PROMPT: Omit the pictures and output every entry below exactly as written.

Figure dataset records:
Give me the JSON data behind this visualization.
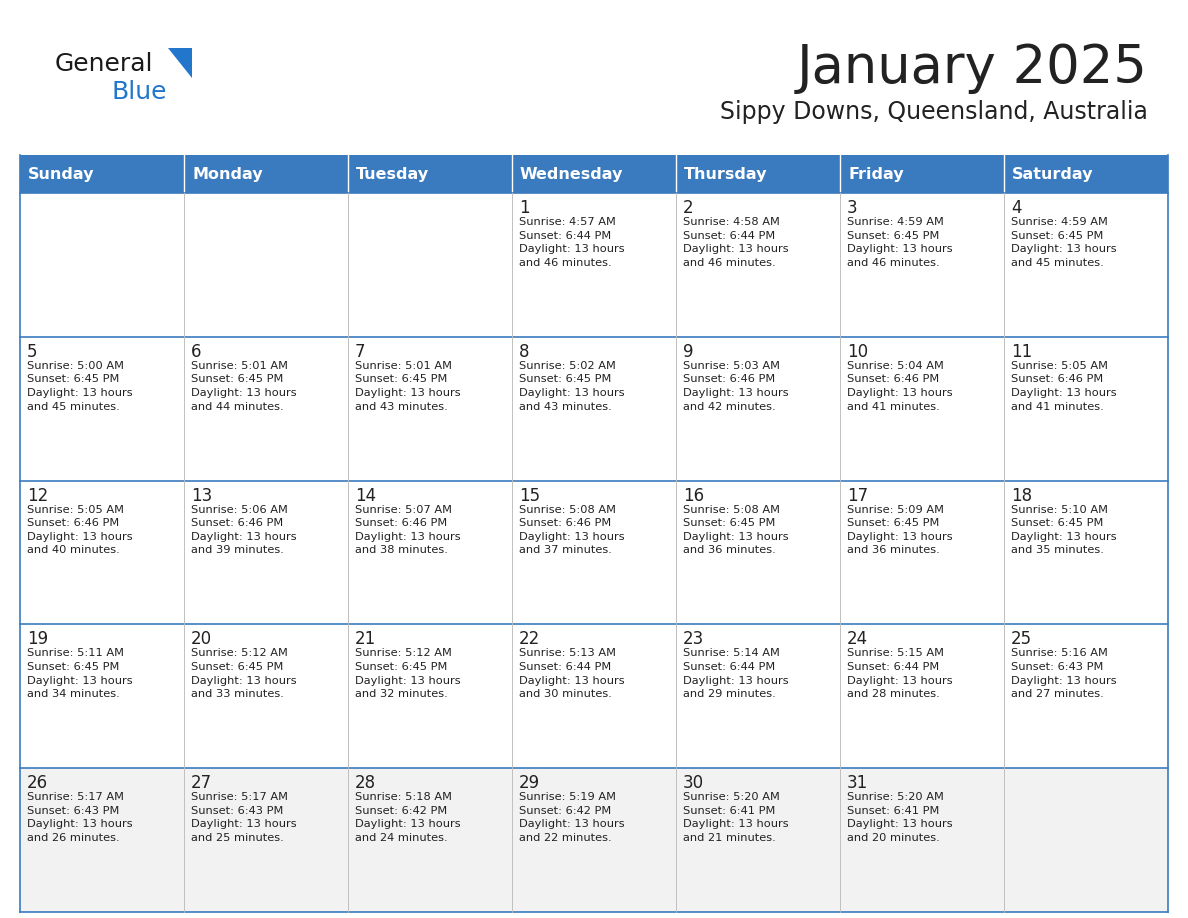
{
  "title": "January 2025",
  "subtitle": "Sippy Downs, Queensland, Australia",
  "header_bg": "#3a7bbf",
  "header_text": "#ffffff",
  "row_bg_odd": "#f2f2f2",
  "row_bg_even": "#ffffff",
  "white_bg": "#ffffff",
  "border_color": "#3a7bbf",
  "cell_border_color": "#c0c0c0",
  "text_color": "#222222",
  "logo_black": "#1a1a1a",
  "logo_blue": "#2277cc",
  "logo_triangle": "#2277cc",
  "days_of_week": [
    "Sunday",
    "Monday",
    "Tuesday",
    "Wednesday",
    "Thursday",
    "Friday",
    "Saturday"
  ],
  "weeks": [
    [
      {
        "day": "",
        "info": ""
      },
      {
        "day": "",
        "info": ""
      },
      {
        "day": "",
        "info": ""
      },
      {
        "day": "1",
        "info": "Sunrise: 4:57 AM\nSunset: 6:44 PM\nDaylight: 13 hours\nand 46 minutes."
      },
      {
        "day": "2",
        "info": "Sunrise: 4:58 AM\nSunset: 6:44 PM\nDaylight: 13 hours\nand 46 minutes."
      },
      {
        "day": "3",
        "info": "Sunrise: 4:59 AM\nSunset: 6:45 PM\nDaylight: 13 hours\nand 46 minutes."
      },
      {
        "day": "4",
        "info": "Sunrise: 4:59 AM\nSunset: 6:45 PM\nDaylight: 13 hours\nand 45 minutes."
      }
    ],
    [
      {
        "day": "5",
        "info": "Sunrise: 5:00 AM\nSunset: 6:45 PM\nDaylight: 13 hours\nand 45 minutes."
      },
      {
        "day": "6",
        "info": "Sunrise: 5:01 AM\nSunset: 6:45 PM\nDaylight: 13 hours\nand 44 minutes."
      },
      {
        "day": "7",
        "info": "Sunrise: 5:01 AM\nSunset: 6:45 PM\nDaylight: 13 hours\nand 43 minutes."
      },
      {
        "day": "8",
        "info": "Sunrise: 5:02 AM\nSunset: 6:45 PM\nDaylight: 13 hours\nand 43 minutes."
      },
      {
        "day": "9",
        "info": "Sunrise: 5:03 AM\nSunset: 6:46 PM\nDaylight: 13 hours\nand 42 minutes."
      },
      {
        "day": "10",
        "info": "Sunrise: 5:04 AM\nSunset: 6:46 PM\nDaylight: 13 hours\nand 41 minutes."
      },
      {
        "day": "11",
        "info": "Sunrise: 5:05 AM\nSunset: 6:46 PM\nDaylight: 13 hours\nand 41 minutes."
      }
    ],
    [
      {
        "day": "12",
        "info": "Sunrise: 5:05 AM\nSunset: 6:46 PM\nDaylight: 13 hours\nand 40 minutes."
      },
      {
        "day": "13",
        "info": "Sunrise: 5:06 AM\nSunset: 6:46 PM\nDaylight: 13 hours\nand 39 minutes."
      },
      {
        "day": "14",
        "info": "Sunrise: 5:07 AM\nSunset: 6:46 PM\nDaylight: 13 hours\nand 38 minutes."
      },
      {
        "day": "15",
        "info": "Sunrise: 5:08 AM\nSunset: 6:46 PM\nDaylight: 13 hours\nand 37 minutes."
      },
      {
        "day": "16",
        "info": "Sunrise: 5:08 AM\nSunset: 6:45 PM\nDaylight: 13 hours\nand 36 minutes."
      },
      {
        "day": "17",
        "info": "Sunrise: 5:09 AM\nSunset: 6:45 PM\nDaylight: 13 hours\nand 36 minutes."
      },
      {
        "day": "18",
        "info": "Sunrise: 5:10 AM\nSunset: 6:45 PM\nDaylight: 13 hours\nand 35 minutes."
      }
    ],
    [
      {
        "day": "19",
        "info": "Sunrise: 5:11 AM\nSunset: 6:45 PM\nDaylight: 13 hours\nand 34 minutes."
      },
      {
        "day": "20",
        "info": "Sunrise: 5:12 AM\nSunset: 6:45 PM\nDaylight: 13 hours\nand 33 minutes."
      },
      {
        "day": "21",
        "info": "Sunrise: 5:12 AM\nSunset: 6:45 PM\nDaylight: 13 hours\nand 32 minutes."
      },
      {
        "day": "22",
        "info": "Sunrise: 5:13 AM\nSunset: 6:44 PM\nDaylight: 13 hours\nand 30 minutes."
      },
      {
        "day": "23",
        "info": "Sunrise: 5:14 AM\nSunset: 6:44 PM\nDaylight: 13 hours\nand 29 minutes."
      },
      {
        "day": "24",
        "info": "Sunrise: 5:15 AM\nSunset: 6:44 PM\nDaylight: 13 hours\nand 28 minutes."
      },
      {
        "day": "25",
        "info": "Sunrise: 5:16 AM\nSunset: 6:43 PM\nDaylight: 13 hours\nand 27 minutes."
      }
    ],
    [
      {
        "day": "26",
        "info": "Sunrise: 5:17 AM\nSunset: 6:43 PM\nDaylight: 13 hours\nand 26 minutes."
      },
      {
        "day": "27",
        "info": "Sunrise: 5:17 AM\nSunset: 6:43 PM\nDaylight: 13 hours\nand 25 minutes."
      },
      {
        "day": "28",
        "info": "Sunrise: 5:18 AM\nSunset: 6:42 PM\nDaylight: 13 hours\nand 24 minutes."
      },
      {
        "day": "29",
        "info": "Sunrise: 5:19 AM\nSunset: 6:42 PM\nDaylight: 13 hours\nand 22 minutes."
      },
      {
        "day": "30",
        "info": "Sunrise: 5:20 AM\nSunset: 6:41 PM\nDaylight: 13 hours\nand 21 minutes."
      },
      {
        "day": "31",
        "info": "Sunrise: 5:20 AM\nSunset: 6:41 PM\nDaylight: 13 hours\nand 20 minutes."
      },
      {
        "day": "",
        "info": ""
      }
    ]
  ]
}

EXERCISE SOLUTION:
Give me the JSON data behind this visualization.
{
  "title": "January 2025",
  "subtitle": "Sippy Downs, Queensland, Australia",
  "header_bg": "#3a7bbf",
  "header_text": "#ffffff",
  "row_bg_odd": "#f2f2f2",
  "row_bg_even": "#ffffff",
  "white_bg": "#ffffff",
  "border_color": "#3a7bbf",
  "cell_border_color": "#c0c0c0",
  "text_color": "#222222",
  "logo_black": "#1a1a1a",
  "logo_blue": "#2277cc",
  "logo_triangle": "#2277cc",
  "days_of_week": [
    "Sunday",
    "Monday",
    "Tuesday",
    "Wednesday",
    "Thursday",
    "Friday",
    "Saturday"
  ],
  "weeks": [
    [
      {
        "day": "",
        "info": ""
      },
      {
        "day": "",
        "info": ""
      },
      {
        "day": "",
        "info": ""
      },
      {
        "day": "1",
        "info": "Sunrise: 4:57 AM\nSunset: 6:44 PM\nDaylight: 13 hours\nand 46 minutes."
      },
      {
        "day": "2",
        "info": "Sunrise: 4:58 AM\nSunset: 6:44 PM\nDaylight: 13 hours\nand 46 minutes."
      },
      {
        "day": "3",
        "info": "Sunrise: 4:59 AM\nSunset: 6:45 PM\nDaylight: 13 hours\nand 46 minutes."
      },
      {
        "day": "4",
        "info": "Sunrise: 4:59 AM\nSunset: 6:45 PM\nDaylight: 13 hours\nand 45 minutes."
      }
    ],
    [
      {
        "day": "5",
        "info": "Sunrise: 5:00 AM\nSunset: 6:45 PM\nDaylight: 13 hours\nand 45 minutes."
      },
      {
        "day": "6",
        "info": "Sunrise: 5:01 AM\nSunset: 6:45 PM\nDaylight: 13 hours\nand 44 minutes."
      },
      {
        "day": "7",
        "info": "Sunrise: 5:01 AM\nSunset: 6:45 PM\nDaylight: 13 hours\nand 43 minutes."
      },
      {
        "day": "8",
        "info": "Sunrise: 5:02 AM\nSunset: 6:45 PM\nDaylight: 13 hours\nand 43 minutes."
      },
      {
        "day": "9",
        "info": "Sunrise: 5:03 AM\nSunset: 6:46 PM\nDaylight: 13 hours\nand 42 minutes."
      },
      {
        "day": "10",
        "info": "Sunrise: 5:04 AM\nSunset: 6:46 PM\nDaylight: 13 hours\nand 41 minutes."
      },
      {
        "day": "11",
        "info": "Sunrise: 5:05 AM\nSunset: 6:46 PM\nDaylight: 13 hours\nand 41 minutes."
      }
    ],
    [
      {
        "day": "12",
        "info": "Sunrise: 5:05 AM\nSunset: 6:46 PM\nDaylight: 13 hours\nand 40 minutes."
      },
      {
        "day": "13",
        "info": "Sunrise: 5:06 AM\nSunset: 6:46 PM\nDaylight: 13 hours\nand 39 minutes."
      },
      {
        "day": "14",
        "info": "Sunrise: 5:07 AM\nSunset: 6:46 PM\nDaylight: 13 hours\nand 38 minutes."
      },
      {
        "day": "15",
        "info": "Sunrise: 5:08 AM\nSunset: 6:46 PM\nDaylight: 13 hours\nand 37 minutes."
      },
      {
        "day": "16",
        "info": "Sunrise: 5:08 AM\nSunset: 6:45 PM\nDaylight: 13 hours\nand 36 minutes."
      },
      {
        "day": "17",
        "info": "Sunrise: 5:09 AM\nSunset: 6:45 PM\nDaylight: 13 hours\nand 36 minutes."
      },
      {
        "day": "18",
        "info": "Sunrise: 5:10 AM\nSunset: 6:45 PM\nDaylight: 13 hours\nand 35 minutes."
      }
    ],
    [
      {
        "day": "19",
        "info": "Sunrise: 5:11 AM\nSunset: 6:45 PM\nDaylight: 13 hours\nand 34 minutes."
      },
      {
        "day": "20",
        "info": "Sunrise: 5:12 AM\nSunset: 6:45 PM\nDaylight: 13 hours\nand 33 minutes."
      },
      {
        "day": "21",
        "info": "Sunrise: 5:12 AM\nSunset: 6:45 PM\nDaylight: 13 hours\nand 32 minutes."
      },
      {
        "day": "22",
        "info": "Sunrise: 5:13 AM\nSunset: 6:44 PM\nDaylight: 13 hours\nand 30 minutes."
      },
      {
        "day": "23",
        "info": "Sunrise: 5:14 AM\nSunset: 6:44 PM\nDaylight: 13 hours\nand 29 minutes."
      },
      {
        "day": "24",
        "info": "Sunrise: 5:15 AM\nSunset: 6:44 PM\nDaylight: 13 hours\nand 28 minutes."
      },
      {
        "day": "25",
        "info": "Sunrise: 5:16 AM\nSunset: 6:43 PM\nDaylight: 13 hours\nand 27 minutes."
      }
    ],
    [
      {
        "day": "26",
        "info": "Sunrise: 5:17 AM\nSunset: 6:43 PM\nDaylight: 13 hours\nand 26 minutes."
      },
      {
        "day": "27",
        "info": "Sunrise: 5:17 AM\nSunset: 6:43 PM\nDaylight: 13 hours\nand 25 minutes."
      },
      {
        "day": "28",
        "info": "Sunrise: 5:18 AM\nSunset: 6:42 PM\nDaylight: 13 hours\nand 24 minutes."
      },
      {
        "day": "29",
        "info": "Sunrise: 5:19 AM\nSunset: 6:42 PM\nDaylight: 13 hours\nand 22 minutes."
      },
      {
        "day": "30",
        "info": "Sunrise: 5:20 AM\nSunset: 6:41 PM\nDaylight: 13 hours\nand 21 minutes."
      },
      {
        "day": "31",
        "info": "Sunrise: 5:20 AM\nSunset: 6:41 PM\nDaylight: 13 hours\nand 20 minutes."
      },
      {
        "day": "",
        "info": ""
      }
    ]
  ]
}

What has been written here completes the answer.